▶ **STATED EXERCISE**:
Identify each line below containing the string "picture" and copy it.

-- begin DATASET EXCERPTS --

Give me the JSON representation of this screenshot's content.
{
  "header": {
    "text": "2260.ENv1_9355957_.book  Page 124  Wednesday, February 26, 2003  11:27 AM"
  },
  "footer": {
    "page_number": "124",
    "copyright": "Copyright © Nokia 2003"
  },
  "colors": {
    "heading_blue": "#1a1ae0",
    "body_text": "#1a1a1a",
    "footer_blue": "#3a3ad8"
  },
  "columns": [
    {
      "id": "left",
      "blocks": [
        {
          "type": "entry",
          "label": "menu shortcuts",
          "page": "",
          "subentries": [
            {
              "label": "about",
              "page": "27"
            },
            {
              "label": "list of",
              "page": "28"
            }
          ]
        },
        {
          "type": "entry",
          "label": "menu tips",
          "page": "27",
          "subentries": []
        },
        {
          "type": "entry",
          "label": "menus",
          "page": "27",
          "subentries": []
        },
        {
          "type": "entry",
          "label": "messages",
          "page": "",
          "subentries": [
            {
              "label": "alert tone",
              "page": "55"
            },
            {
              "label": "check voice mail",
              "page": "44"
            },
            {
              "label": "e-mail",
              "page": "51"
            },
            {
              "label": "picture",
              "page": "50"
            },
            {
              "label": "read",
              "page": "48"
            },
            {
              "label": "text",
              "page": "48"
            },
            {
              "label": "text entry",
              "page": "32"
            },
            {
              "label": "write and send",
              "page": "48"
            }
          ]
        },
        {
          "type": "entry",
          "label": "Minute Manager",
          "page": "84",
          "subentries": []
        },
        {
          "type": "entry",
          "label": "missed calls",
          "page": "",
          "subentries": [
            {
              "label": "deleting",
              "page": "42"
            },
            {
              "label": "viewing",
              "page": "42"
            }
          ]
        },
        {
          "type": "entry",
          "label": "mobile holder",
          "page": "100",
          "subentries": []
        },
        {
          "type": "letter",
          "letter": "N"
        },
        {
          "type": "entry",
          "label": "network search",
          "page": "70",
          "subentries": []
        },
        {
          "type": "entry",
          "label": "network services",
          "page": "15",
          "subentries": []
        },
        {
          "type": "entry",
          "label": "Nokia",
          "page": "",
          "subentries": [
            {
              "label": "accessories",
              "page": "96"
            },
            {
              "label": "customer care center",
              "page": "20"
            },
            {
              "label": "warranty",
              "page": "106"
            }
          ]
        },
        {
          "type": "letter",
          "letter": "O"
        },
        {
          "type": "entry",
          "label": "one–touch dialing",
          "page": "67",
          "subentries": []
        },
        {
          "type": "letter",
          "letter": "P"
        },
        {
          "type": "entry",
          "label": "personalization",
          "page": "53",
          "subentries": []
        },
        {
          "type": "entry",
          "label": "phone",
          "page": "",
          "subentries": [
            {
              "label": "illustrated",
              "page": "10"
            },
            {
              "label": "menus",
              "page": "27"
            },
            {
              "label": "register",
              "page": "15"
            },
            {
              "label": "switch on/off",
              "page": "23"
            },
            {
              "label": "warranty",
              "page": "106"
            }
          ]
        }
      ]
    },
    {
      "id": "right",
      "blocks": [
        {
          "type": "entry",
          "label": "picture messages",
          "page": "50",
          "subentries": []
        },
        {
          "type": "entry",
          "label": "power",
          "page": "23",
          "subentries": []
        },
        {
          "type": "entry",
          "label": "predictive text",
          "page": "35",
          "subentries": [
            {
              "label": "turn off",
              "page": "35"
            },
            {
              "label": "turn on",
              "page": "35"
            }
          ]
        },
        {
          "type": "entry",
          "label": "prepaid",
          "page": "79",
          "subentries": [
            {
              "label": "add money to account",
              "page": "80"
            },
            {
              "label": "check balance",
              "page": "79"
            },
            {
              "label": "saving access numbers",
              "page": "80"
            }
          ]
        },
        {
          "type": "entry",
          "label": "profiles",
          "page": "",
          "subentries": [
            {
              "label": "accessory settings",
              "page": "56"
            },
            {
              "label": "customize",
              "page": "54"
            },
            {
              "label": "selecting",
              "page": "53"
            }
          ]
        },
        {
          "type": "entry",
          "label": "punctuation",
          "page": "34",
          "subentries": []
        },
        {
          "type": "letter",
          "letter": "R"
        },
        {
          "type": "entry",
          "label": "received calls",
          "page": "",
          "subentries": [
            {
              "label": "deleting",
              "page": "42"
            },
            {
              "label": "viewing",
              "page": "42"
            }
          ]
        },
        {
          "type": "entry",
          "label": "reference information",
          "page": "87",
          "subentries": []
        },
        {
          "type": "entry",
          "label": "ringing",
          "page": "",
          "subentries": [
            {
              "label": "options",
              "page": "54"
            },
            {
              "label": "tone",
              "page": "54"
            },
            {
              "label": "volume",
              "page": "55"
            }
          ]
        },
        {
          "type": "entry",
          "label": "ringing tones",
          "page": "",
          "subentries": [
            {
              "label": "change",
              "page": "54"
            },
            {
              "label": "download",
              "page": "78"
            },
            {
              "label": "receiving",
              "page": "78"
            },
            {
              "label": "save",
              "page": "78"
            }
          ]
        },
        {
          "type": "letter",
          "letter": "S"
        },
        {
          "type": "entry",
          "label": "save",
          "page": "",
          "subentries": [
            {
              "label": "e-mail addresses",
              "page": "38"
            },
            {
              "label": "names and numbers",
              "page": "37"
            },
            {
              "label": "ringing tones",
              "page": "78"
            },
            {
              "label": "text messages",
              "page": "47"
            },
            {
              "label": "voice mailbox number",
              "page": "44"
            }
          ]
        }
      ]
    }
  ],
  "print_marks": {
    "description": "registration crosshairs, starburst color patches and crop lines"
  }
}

-- end DATASET EXCERPTS --
-- begin DATASET EXCERPTS --

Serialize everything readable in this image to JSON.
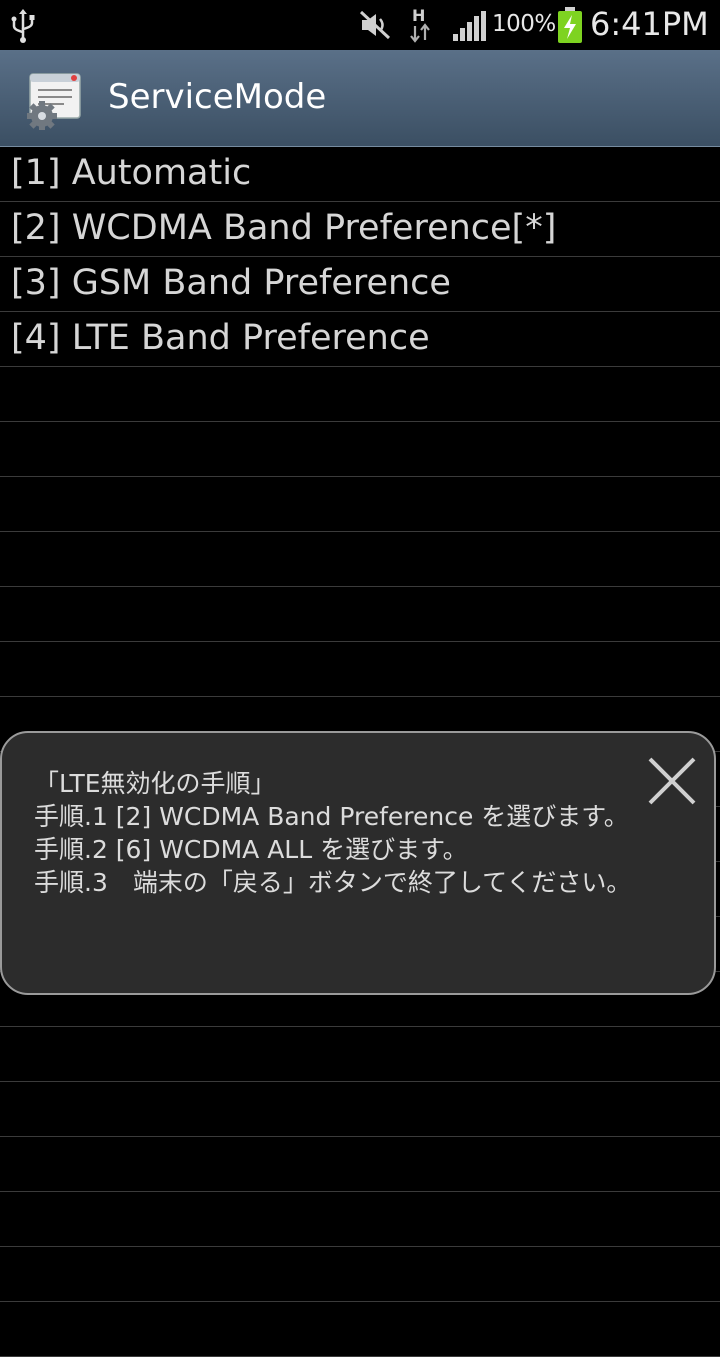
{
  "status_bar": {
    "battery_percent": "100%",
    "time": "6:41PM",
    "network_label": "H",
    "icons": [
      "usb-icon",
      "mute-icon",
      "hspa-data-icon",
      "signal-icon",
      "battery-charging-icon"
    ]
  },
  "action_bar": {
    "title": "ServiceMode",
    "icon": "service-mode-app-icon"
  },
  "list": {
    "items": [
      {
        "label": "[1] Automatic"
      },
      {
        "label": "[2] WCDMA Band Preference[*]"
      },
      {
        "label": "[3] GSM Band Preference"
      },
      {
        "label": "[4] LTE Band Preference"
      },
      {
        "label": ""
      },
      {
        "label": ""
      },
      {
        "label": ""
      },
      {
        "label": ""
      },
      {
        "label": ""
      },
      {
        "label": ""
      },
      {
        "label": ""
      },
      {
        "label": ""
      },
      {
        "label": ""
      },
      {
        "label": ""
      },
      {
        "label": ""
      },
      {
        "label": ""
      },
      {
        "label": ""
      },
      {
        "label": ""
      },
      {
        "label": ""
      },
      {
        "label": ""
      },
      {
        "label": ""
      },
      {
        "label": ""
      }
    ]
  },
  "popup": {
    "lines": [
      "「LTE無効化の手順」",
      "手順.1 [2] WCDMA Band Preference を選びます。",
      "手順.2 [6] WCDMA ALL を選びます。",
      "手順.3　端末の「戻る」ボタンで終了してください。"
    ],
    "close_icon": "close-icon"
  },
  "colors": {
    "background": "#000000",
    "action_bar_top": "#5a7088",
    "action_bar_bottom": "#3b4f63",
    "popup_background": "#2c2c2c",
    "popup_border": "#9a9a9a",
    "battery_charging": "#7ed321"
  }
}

-- end DATASET EXCERPTS --

▶ **SOLUTION FOR THIS TASK**:
              "label": "picture",
          "label": "picture messages",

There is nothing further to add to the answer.